[Recorded data]
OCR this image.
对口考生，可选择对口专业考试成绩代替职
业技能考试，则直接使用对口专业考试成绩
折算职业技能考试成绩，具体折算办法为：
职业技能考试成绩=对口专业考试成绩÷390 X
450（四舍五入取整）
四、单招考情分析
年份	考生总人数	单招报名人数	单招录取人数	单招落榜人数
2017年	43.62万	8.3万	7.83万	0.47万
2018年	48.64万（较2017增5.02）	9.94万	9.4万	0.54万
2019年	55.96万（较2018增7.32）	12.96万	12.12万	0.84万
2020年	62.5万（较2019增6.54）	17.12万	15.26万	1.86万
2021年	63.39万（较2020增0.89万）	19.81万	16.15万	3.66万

[WRITTEN TASK]
Extract each entry in full, exactly as given.

[FINAL ANSWER]
OCR this image.
对口考生，可选择对口专业考试成绩代替职
业技能考试，则直接使用对口专业考试成绩
折算职业技能考试成绩，具体折算办法为：
职业技能考试成绩=对口专业考试成绩÷390 X
450（四舍五入取整）
四、单招考情分析
年份	考生总人数	单招报名人数	单招录取人数	单招落榜人数
2017年	43.62万	8.3万	7.83万	0.47万
2018年	48.64万（较2017增5.02）	9.94万	9.4万	0.54万
2019年	55.96万（较2018增7.32）	12.96万	12.12万	0.84万
2020年	62.5万（较2019增6.54）	17.12万	15.26万	1.86万
2021年	63.39万（较2020增0.89万）	19.81万	16.15万	3.66万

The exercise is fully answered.